Exercise description: Gather all lines in the entries that include the word "ولعل".

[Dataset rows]
= = = = = = =

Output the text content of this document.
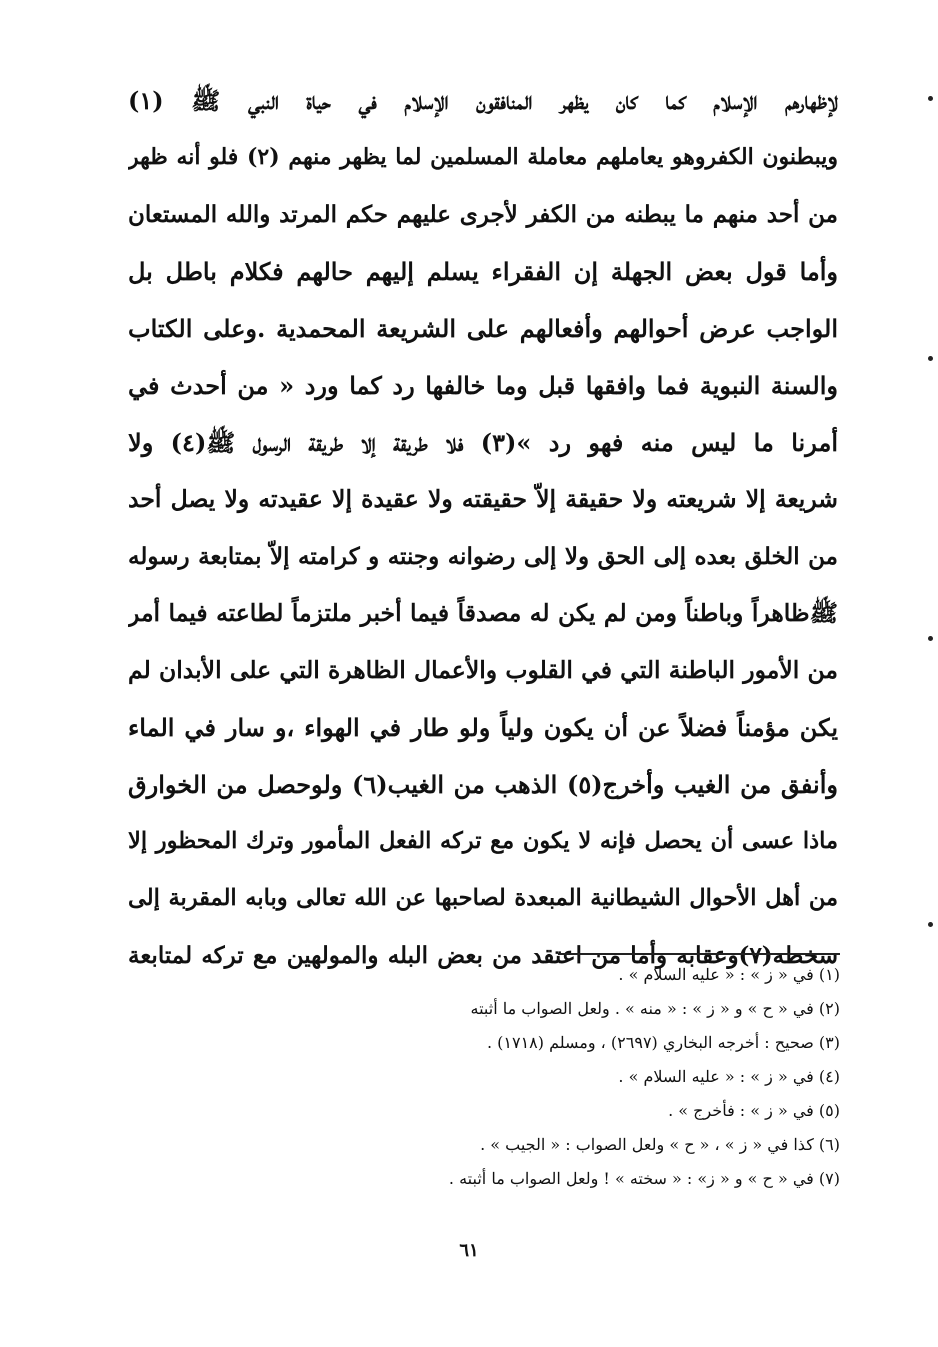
لإظهارهم الإسلام كما كان يظهر المنافقون الإسلام في حياة النبي ﷺ (١)
ويبطنون الكفروهو يعاملهم معاملة المسلمين لما يظهر منهم (٢) فلو أنه ظهر
من أحد منهم ما يبطنه من الكفر لأجرى عليهم حكم المرتد والله المستعان
وأما قول بعض الجهلة إن الفقراء يسلم إليهم حالهم فكلام باطل بل
الواجب عرض أحوالهم وأفعالهم على الشريعة المحمدية .وعلى الكتاب
والسنة النبوية فما وافقها قبل وما خالفها رد كما ورد « من أحدث في
أمرنا ما ليس منه فهو رد »(٣) فلا طريقة إلا طريقة الرسول ﷺ(٤) ولا
شريعة إلا شريعته ولا حقيقة إلاّ حقيقته ولا عقيدة إلا عقيدته ولا يصل أحد
من الخلق بعده إلى الحق ولا إلى رضوانه وجنته و كرامته إلاّ بمتابعة رسوله
ﷺظاهراً وباطناً ومن لم يكن له مصدقاً فيما أخبر ملتزماً لطاعته فيما أمر
من الأمور الباطنة التي في القلوب والأعمال الظاهرة التي على الأبدان لم
يكن مؤمناً فضلاً عن أن يكون ولياً ولو طار في الهواء ،و سار في الماء
وأنفق من الغيب وأخرج(٥) الذهب من الغيب(٦) ولوحصل من الخوارق
ماذا عسى أن يحصل فإنه لا يكون مع تركه الفعل المأمور وترك المحظور إلا
من أهل الأحوال الشيطانية المبعدة لصاحبها عن الله تعالى وبابه المقربة إلى
سخطه(٧)وعقابه وأما من اعتقد من بعض البله والمولهين مع تركه لمتابعة
(١) في « ز » : « عليه السلام » .
(٢) في « ح » و « ز » : « منه » . ولعل الصواب ما أثبته
(٣) صحيح : أخرجه البخاري (٢٦٩٧) ، ومسلم (١٧١٨) .
(٤) في « ز » : « عليه السلام » .
(٥) في « ز » : فأخرج » .
(٦) كذا في « ز » ، « ح » ولعل الصواب : « الجيب » .
(٧) في « ح » و « ز» : « سخته » ! ولعل الصواب ما أثبته .
٦١
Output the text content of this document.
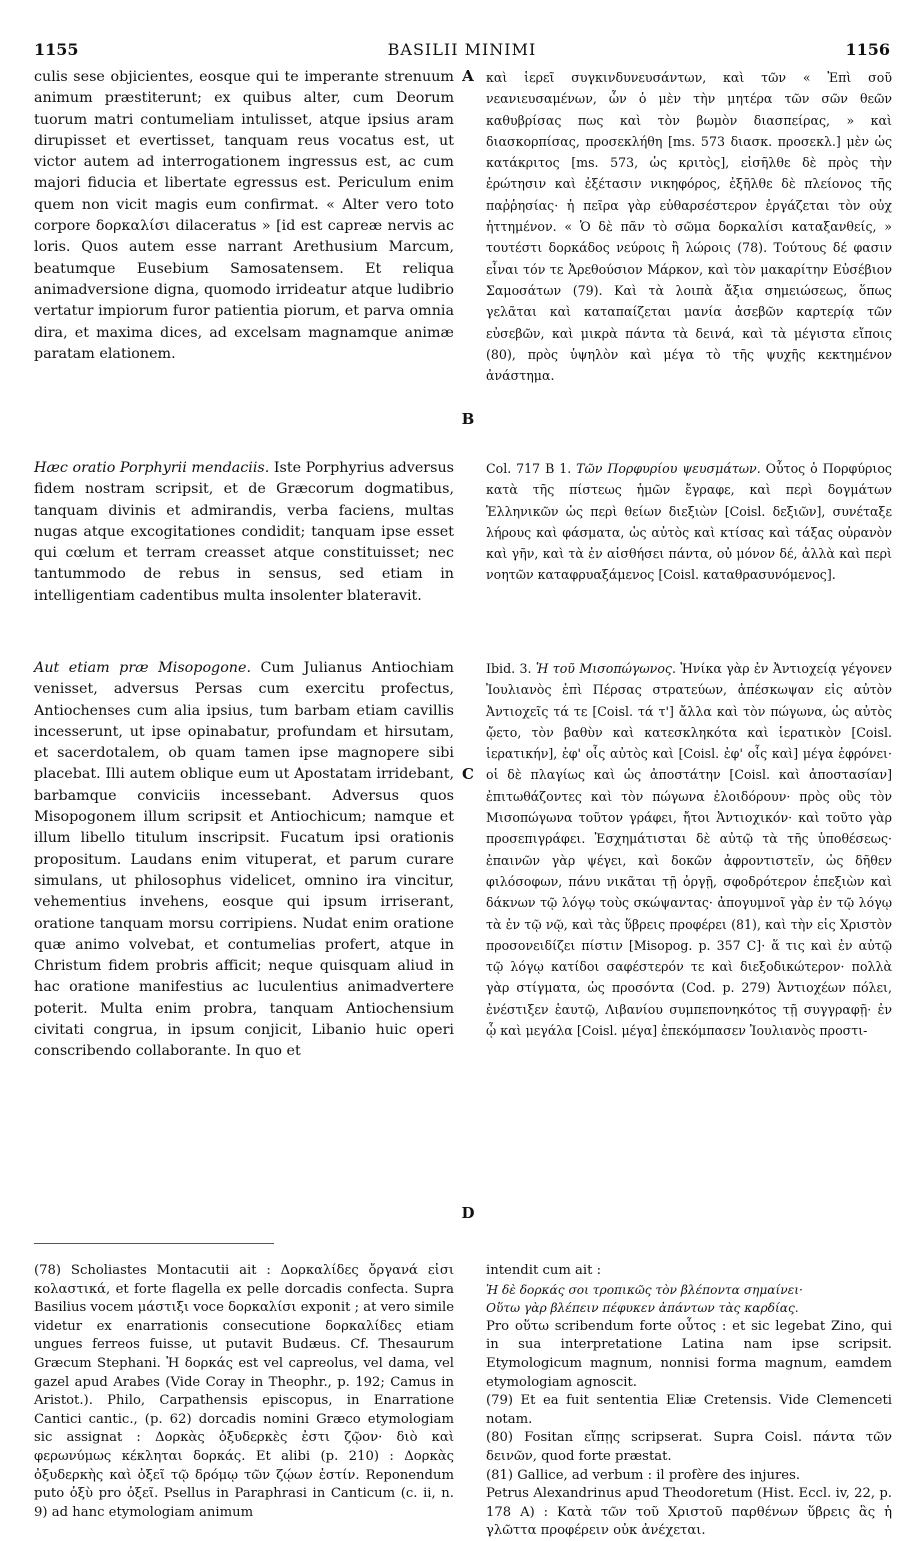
1155	BASILII MINIMI	1156

culis sese objicientes, eosque qui te imperante strenuum animum præstiterunt; ex quibus alter, cum Deorum tuorum matri contumeliam intulisset, atque ipsius aram dirupisset et evertisset, tanquam reus vocatus est, ut victor autem ad interrogationem ingressus est, ac cum majori fiducia et libertate egressus est. Periculum enim quem non vicit magis eum confirmat. « Alter vero toto corpore δορκαλίσι dilaceratus » [id est capreæ nervis ac loris. Quos autem esse narrant Arethusium Marcum, beatumque Eusebium Samosatensem. Et reliqua animadversione digna, quomodo irrideatur atque ludibrio vertatur impiorum furor patientia piorum, et parva omnia dira, et maxima dices, ad excelsam magnamque animæ paratam elationem.

Hæc oratio Porphyrii mendaciis. Iste Porphyrius adversus fidem nostram scripsit, et de Græcorum dogmatibus, tanquam divinis et admirandis, verba faciens, multas nugas atque excogitationes condidit; tanquam ipse esset qui cœlum et terram creasset atque constituisset; nec tantummodo de rebus in sensus, sed etiam in intelligentiam cadentibus multa insolenter blateravit.

Aut etiam præ Misopogone. Cum Julianus Antiochiam venisset, adversus Persas cum exercitu profectus, Antiochenses cum alia ipsius, tum barbam etiam cavillis incesserunt, ut ipse opinabatur, profundam et hirsutam, et sacerdotalem, ob quam tamen ipse magnopere sibi placebat. Illi autem oblique eum ut Apostatam irridebant, barbamque conviciis incessebant. Adversus quos Misopogonem illum scripsit et Antiochicum; namque et illum libello titulum inscripsit. Fucatum ipsi orationis propositum. Laudans enim vituperat, et parum curare simulans, ut philosophus videlicet, omnino ira vincitur, vehementius invehens, eosque qui ipsum irriserant, oratione tanquam morsu corripiens. Nudat enim oratione quæ animo volvebat, et contumelias profert, atque in Christum fidem probris afficit; neque quisquam aliud in hac oratione manifestius ac luculentius animadvertere poterit. Multa enim probra, tanquam Antiochensium civitati congrua, in ipsum conjicit, Libanio huic operi conscribendo collaborante. In quo et

A
B
C
D

καὶ ἱερεῖ συγκινδυνευσάντων, καὶ τῶν « Ἐπὶ σοῦ νεανιευσαμένων, ὧν ὁ μὲν τὴν μητέρα τῶν σῶν θεῶν καθυβρίσας πως καὶ τὸν βωμὸν διασπείρας, » καὶ διασκορπίσας, προσεκλήθη [ms. 573 διασκ. προσεκλ.] μὲν ὡς κατάκριτος [ms. 573, ὡς κριτὸς], εἰσῆλθε δὲ πρὸς τὴν ἐρώτησιν καὶ ἐξέτασιν νικηφόρος, ἐξῆλθε δὲ πλείονος τῆς παῤῥησίας· ἡ πεῖρα γὰρ εὐθαρσέστερον ἐργάζεται τὸν οὐχ ἡττημένον. « Ὁ δὲ πᾶν τὸ σῶμα δορκαλίσι καταξανθείς, » τουτέστι δορκάδος νεύροις ἢ λώροις (78). Τούτους δέ φασιν εἶναι τόν τε Ἀρεθούσιον Μάρκον, καὶ τὸν μακαρίτην Εὐσέβιον Σαμοσάτων (79). Καὶ τὰ λοιπὰ ἄξια σημειώσεως, ὅπως γελᾶται καὶ καταπαίζεται μανία ἀσεβῶν καρτερίᾳ τῶν εὐσεβῶν, καὶ μικρὰ πάντα τὰ δεινά, καὶ τὰ μέγιστα εἴποις (80), πρὸς ὑψηλὸν καὶ μέγα τὸ τῆς ψυχῆς κεκτημένον ἀνάστημα.

Col. 717 B 1. Τῶν Πορφυρίου ψευσμάτων. Οὗτος ὁ Πορφύριος κατὰ τῆς πίστεως ἡμῶν ἔγραφε, καὶ περὶ δογμάτων Ἑλληνικῶν ὡς περὶ θείων διεξιὼν [Coisl. δεξιῶν], συνέταξε λήρους καὶ φάσματα, ὡς αὐτὸς καὶ κτίσας καὶ τάξας οὐρανὸν καὶ γῆν, καὶ τὰ ἐν αἰσθήσει πάντα, οὐ μόνον δέ, ἀλλὰ καὶ περὶ νοητῶν καταφρυαξάμενος [Coisl. καταθρασυνόμενος].

Ibid. 3. Ἡ τοῦ Μισοπώγωνος. Ἡνίκα γὰρ ἐν Ἀντιοχείᾳ γέγονεν Ἰουλιανὸς ἐπὶ Πέρσας στρατεύων, ἀπέσκωψαν εἰς αὐτὸν Ἀντιοχεῖς τά τε [Coisl. τά τ'] ἄλλα καὶ τὸν πώγωνα, ὡς αὐτὸς ᾤετο, τὸν βαθὺν καὶ κατεσκληκότα καὶ ἱερατικὸν [Coisl. ἱερατικήν], ἐφ' οἷς αὐτὸς καὶ [Coisl. ἐφ' οἷς καὶ] μέγα ἐφρόνει· οἱ δὲ πλαγίως καὶ ὡς ἀποστάτην [Coisl. καὶ ἀποστασίαν] ἐπιτωθάζοντες καὶ τὸν πώγωνα ἐλοιδόρουν· πρὸς οὓς τὸν Μισοπώγωνα τοῦτον γράφει, ἤτοι Ἀντιοχικόν· καὶ τοῦτο γὰρ προσεπιγράφει. Ἐσχημάτισται δὲ αὐτῷ τὰ τῆς ὑποθέσεως· ἐπαινῶν γὰρ ψέγει, καὶ δοκῶν ἀφροντιστεῖν, ὡς δῆθεν φιλόσοφων, πάνυ νικᾶται τῇ ὀργῇ, σφοδρότερον ἐπεξιὼν καὶ δάκνων τῷ λόγῳ τοὺς σκώψαντας· ἀπογυμνοῖ γὰρ ἐν τῷ λόγῳ τὰ ἐν τῷ νῷ, καὶ τὰς ὕβρεις προφέρει (81), καὶ τὴν εἰς Χριστὸν προσονειδίζει πίστιν [Misopog. p. 357 C]· ἅ τις καὶ ἐν αὐτῷ τῷ λόγῳ κατίδοι σαφέστερόν τε καὶ διεξοδικώτερον· πολλὰ γὰρ στίγματα, ὡς προσόντα (Cod. p. 279) Ἀντιοχέων πόλει, ἐνέστιξεν ἑαυτῷ, Λιβανίου συμπεπονηκότος τῇ συγγραφῇ· ἐν ᾧ καὶ μεγάλα [Coisl. μέγα] ἐπεκόμπασεν Ἰουλιανὸς προστι-

(78) Scholiastes Montacutii ait : Δορκαλίδες ὄργανά εἰσι κολαστικά, et forte flagella ex pelle dorcadis confecta. Supra Basilius vocem μάστιξι voce δορκαλίσι exponit ; at vero simile videtur ex enarrationis consecutione δορκαλίδες etiam ungues ferreos fuisse, ut putavit Budæus. Cf. Thesaurum Græcum Stephani. Ἡ δορκάς est vel capreolus, vel dama, vel gazel apud Arabes (Vide Coray in Theophr., p. 192; Camus in Aristot.). Philo, Carpathensis episcopus, in Enarratione Cantici cantic., (p. 62) dorcadis nomini Græco etymologiam sic assignat : Δορκὰς ὀξυδερκὲς ἐστι ζῷον· διὸ καὶ φερωνύμως κέκληται δορκάς. Et alibi (p. 210) : Δορκὰς ὀξυδερκὴς καὶ ὀξεῖ τῷ δρόμῳ τῶν ζῴων ἐστίν. Reponendum puto ὀξὺ pro ὀξεῖ. Psellus in Paraphrasi in Canticum (c. ii, n. 9) ad hanc etymologiam animum

intendit cum ait :

Ἡ δὲ δορκάς σοι τροπικῶς τὸν βλέποντα σημαίνει·

Οὕτω γὰρ βλέπειν πέφυκεν ἀπάντων τὰς καρδίας.

Pro οὕτω scribendum forte οὗτος : et sic legebat Zino, qui in sua interpretatione Latina nam ipse scripsit. Etymologicum magnum, nonnisi forma magnum, eamdem etymologiam agnoscit.

(79) Et ea fuit sententia Eliæ Cretensis. Vide Clemenceti notam.

(80) Fositan εἴπῃς scripserat. Supra Coisl. πάντα τῶν δεινῶν, quod forte præstat.

(81) Gallice, ad verbum : il profère des injures.

Petrus Alexandrinus apud Theodoretum (Hist. Eccl. iv, 22, p. 178 A) : Κατὰ τῶν τοῦ Χριστοῦ παρθένων ὕβρεις ἃς ἡ γλῶττα προφέρειν οὐκ ἀνέχεται.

= = = = = = =

Response for this exercise:
(٢) في « ح » و « ز » : « منه » . ولعل الصواب ما أثبته
(٦) كذا في « ز » ، « ح » ولعل الصواب : « الجيب » .
(٧) في « ح » و « ز» : « سخته » ! ولعل الصواب ما أثبته .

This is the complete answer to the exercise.